Dataset -
——

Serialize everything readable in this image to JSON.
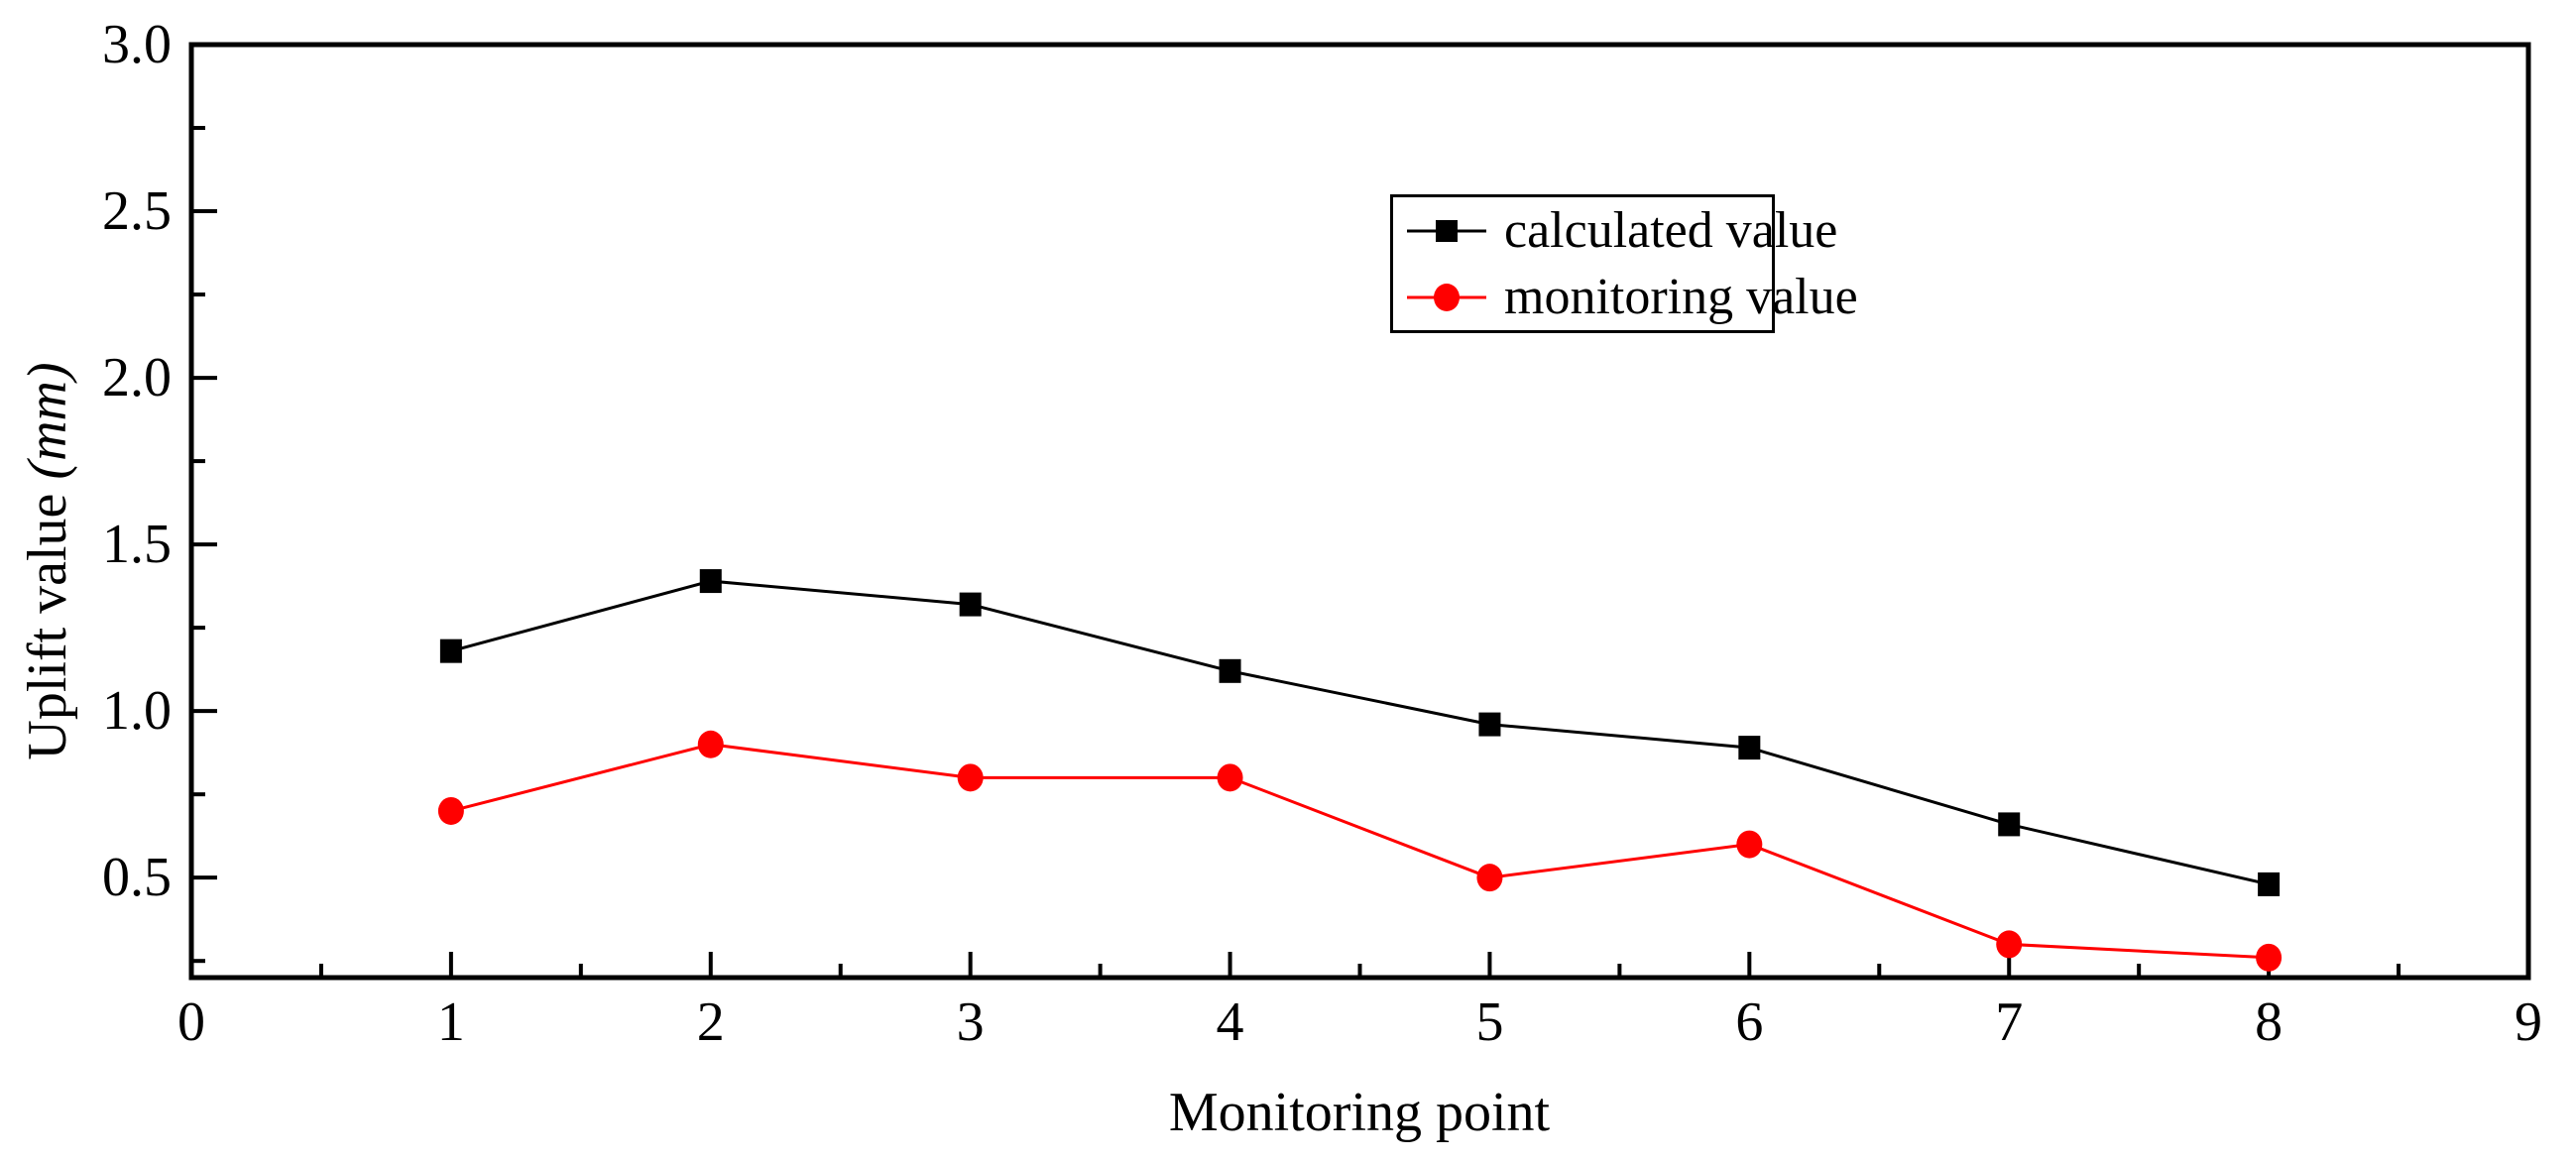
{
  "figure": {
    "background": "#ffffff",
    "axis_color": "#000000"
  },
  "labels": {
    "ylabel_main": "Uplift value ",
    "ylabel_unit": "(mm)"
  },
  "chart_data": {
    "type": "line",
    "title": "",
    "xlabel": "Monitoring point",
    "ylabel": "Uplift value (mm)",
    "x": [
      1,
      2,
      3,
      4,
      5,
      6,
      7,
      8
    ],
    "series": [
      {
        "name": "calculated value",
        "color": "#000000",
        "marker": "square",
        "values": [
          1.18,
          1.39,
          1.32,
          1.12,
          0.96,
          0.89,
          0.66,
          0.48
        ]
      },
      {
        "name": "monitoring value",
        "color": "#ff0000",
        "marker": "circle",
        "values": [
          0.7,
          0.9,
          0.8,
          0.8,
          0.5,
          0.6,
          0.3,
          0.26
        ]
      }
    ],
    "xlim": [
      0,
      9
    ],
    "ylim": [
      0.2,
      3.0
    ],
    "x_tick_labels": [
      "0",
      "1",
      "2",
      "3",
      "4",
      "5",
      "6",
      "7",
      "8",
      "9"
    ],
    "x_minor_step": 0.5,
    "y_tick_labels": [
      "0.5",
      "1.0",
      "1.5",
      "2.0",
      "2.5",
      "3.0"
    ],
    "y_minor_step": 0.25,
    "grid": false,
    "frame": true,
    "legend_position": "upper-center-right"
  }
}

——

Instructions for the task - Images do not belong in the copy; reproduce all other parts of the records above verbatim.

Exercise response -
Serialize everything readable in this image to JSON.
{
  "figure": {
    "background": "#ffffff",
    "axis_color": "#000000"
  },
  "labels": {
    "ylabel_main": "Uplift value ",
    "ylabel_unit": "(mm)"
  },
  "chart_data": {
    "type": "line",
    "title": "",
    "xlabel": "Monitoring point",
    "ylabel": "Uplift value (mm)",
    "x": [
      1,
      2,
      3,
      4,
      5,
      6,
      7,
      8
    ],
    "series": [
      {
        "name": "calculated value",
        "color": "#000000",
        "marker": "square",
        "values": [
          1.18,
          1.39,
          1.32,
          1.12,
          0.96,
          0.89,
          0.66,
          0.48
        ]
      },
      {
        "name": "monitoring value",
        "color": "#ff0000",
        "marker": "circle",
        "values": [
          0.7,
          0.9,
          0.8,
          0.8,
          0.5,
          0.6,
          0.3,
          0.26
        ]
      }
    ],
    "xlim": [
      0,
      9
    ],
    "ylim": [
      0.2,
      3.0
    ],
    "x_tick_labels": [
      "0",
      "1",
      "2",
      "3",
      "4",
      "5",
      "6",
      "7",
      "8",
      "9"
    ],
    "x_minor_step": 0.5,
    "y_tick_labels": [
      "0.5",
      "1.0",
      "1.5",
      "2.0",
      "2.5",
      "3.0"
    ],
    "y_minor_step": 0.25,
    "grid": false,
    "frame": true,
    "legend_position": "upper-center-right"
  }
}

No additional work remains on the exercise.